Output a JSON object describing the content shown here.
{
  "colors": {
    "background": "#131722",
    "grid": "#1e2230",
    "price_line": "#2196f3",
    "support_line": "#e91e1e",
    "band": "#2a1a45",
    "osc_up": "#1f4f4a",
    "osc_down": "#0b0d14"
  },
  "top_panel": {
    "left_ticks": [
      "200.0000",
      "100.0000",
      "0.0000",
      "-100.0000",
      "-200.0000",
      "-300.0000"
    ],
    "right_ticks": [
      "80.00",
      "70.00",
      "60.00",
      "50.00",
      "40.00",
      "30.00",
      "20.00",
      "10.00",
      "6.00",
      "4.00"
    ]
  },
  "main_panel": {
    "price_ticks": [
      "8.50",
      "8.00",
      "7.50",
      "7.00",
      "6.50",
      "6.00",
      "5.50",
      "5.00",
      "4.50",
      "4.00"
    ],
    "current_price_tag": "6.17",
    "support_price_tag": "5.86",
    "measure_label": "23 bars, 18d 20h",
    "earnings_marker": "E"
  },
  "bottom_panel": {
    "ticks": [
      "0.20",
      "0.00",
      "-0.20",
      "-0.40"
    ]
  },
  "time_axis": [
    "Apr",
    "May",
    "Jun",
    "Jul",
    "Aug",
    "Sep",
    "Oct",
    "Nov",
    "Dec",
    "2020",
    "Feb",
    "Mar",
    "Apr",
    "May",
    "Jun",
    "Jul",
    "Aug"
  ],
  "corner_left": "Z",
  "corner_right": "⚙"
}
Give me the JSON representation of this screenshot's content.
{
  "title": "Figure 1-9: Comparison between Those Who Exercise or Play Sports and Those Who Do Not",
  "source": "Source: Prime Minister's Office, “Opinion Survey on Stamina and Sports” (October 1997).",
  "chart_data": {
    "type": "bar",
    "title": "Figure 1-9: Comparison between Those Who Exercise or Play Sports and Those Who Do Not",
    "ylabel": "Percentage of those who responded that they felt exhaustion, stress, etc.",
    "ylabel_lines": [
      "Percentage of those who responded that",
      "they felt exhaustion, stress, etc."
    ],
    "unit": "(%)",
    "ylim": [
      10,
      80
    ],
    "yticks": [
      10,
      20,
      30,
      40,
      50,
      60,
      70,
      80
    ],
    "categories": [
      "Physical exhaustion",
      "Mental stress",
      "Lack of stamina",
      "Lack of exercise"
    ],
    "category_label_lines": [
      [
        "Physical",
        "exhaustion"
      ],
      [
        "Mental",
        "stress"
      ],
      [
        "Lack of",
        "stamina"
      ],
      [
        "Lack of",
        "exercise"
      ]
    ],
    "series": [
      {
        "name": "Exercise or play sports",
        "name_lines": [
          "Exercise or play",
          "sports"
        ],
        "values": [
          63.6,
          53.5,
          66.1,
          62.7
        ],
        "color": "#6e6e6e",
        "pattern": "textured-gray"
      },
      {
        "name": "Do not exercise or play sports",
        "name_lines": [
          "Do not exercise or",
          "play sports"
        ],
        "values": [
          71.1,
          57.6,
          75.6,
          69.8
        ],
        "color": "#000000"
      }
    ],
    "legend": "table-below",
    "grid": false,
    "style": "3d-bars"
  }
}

•••

## [Your goal]
Write the data out again in full and exactly.

## [Task response]
Output a JSON object describing the content shown here.
{
  "colors": {
    "background": "#131722",
    "grid": "#1e2230",
    "price_line": "#2196f3",
    "support_line": "#e91e1e",
    "band": "#2a1a45",
    "osc_up": "#1f4f4a",
    "osc_down": "#0b0d14"
  },
  "top_panel": {
    "left_ticks": [
      "200.0000",
      "100.0000",
      "0.0000",
      "-100.0000",
      "-200.0000",
      "-300.0000"
    ],
    "right_ticks": [
      "80.00",
      "70.00",
      "60.00",
      "50.00",
      "40.00",
      "30.00",
      "20.00",
      "10.00",
      "6.00",
      "4.00"
    ]
  },
  "main_panel": {
    "price_ticks": [
      "8.50",
      "8.00",
      "7.50",
      "7.00",
      "6.50",
      "6.00",
      "5.50",
      "5.00",
      "4.50",
      "4.00"
    ],
    "current_price_tag": "6.17",
    "support_price_tag": "5.86",
    "measure_label": "23 bars, 18d 20h",
    "earnings_marker": "E"
  },
  "bottom_panel": {
    "ticks": [
      "0.20",
      "0.00",
      "-0.20",
      "-0.40"
    ]
  },
  "time_axis": [
    "Apr",
    "May",
    "Jun",
    "Jul",
    "Aug",
    "Sep",
    "Oct",
    "Nov",
    "Dec",
    "2020",
    "Feb",
    "Mar",
    "Apr",
    "May",
    "Jun",
    "Jul",
    "Aug"
  ],
  "corner_left": "Z",
  "corner_right": "⚙"
}
Give me the JSON representation of this screenshot's content.
{
  "title": "Figure 1-9: Comparison between Those Who Exercise or Play Sports and Those Who Do Not",
  "source": "Source: Prime Minister's Office, “Opinion Survey on Stamina and Sports” (October 1997).",
  "chart_data": {
    "type": "bar",
    "title": "Figure 1-9: Comparison between Those Who Exercise or Play Sports and Those Who Do Not",
    "ylabel": "Percentage of those who responded that they felt exhaustion, stress, etc.",
    "ylabel_lines": [
      "Percentage of those who responded that",
      "they felt exhaustion, stress, etc."
    ],
    "unit": "(%)",
    "ylim": [
      10,
      80
    ],
    "yticks": [
      10,
      20,
      30,
      40,
      50,
      60,
      70,
      80
    ],
    "categories": [
      "Physical exhaustion",
      "Mental stress",
      "Lack of stamina",
      "Lack of exercise"
    ],
    "category_label_lines": [
      [
        "Physical",
        "exhaustion"
      ],
      [
        "Mental",
        "stress"
      ],
      [
        "Lack of",
        "stamina"
      ],
      [
        "Lack of",
        "exercise"
      ]
    ],
    "series": [
      {
        "name": "Exercise or play sports",
        "name_lines": [
          "Exercise or play",
          "sports"
        ],
        "values": [
          63.6,
          53.5,
          66.1,
          62.7
        ],
        "color": "#6e6e6e",
        "pattern": "textured-gray"
      },
      {
        "name": "Do not exercise or play sports",
        "name_lines": [
          "Do not exercise or",
          "play sports"
        ],
        "values": [
          71.1,
          57.6,
          75.6,
          69.8
        ],
        "color": "#000000"
      }
    ],
    "legend": "table-below",
    "grid": false,
    "style": "3d-bars"
  }
}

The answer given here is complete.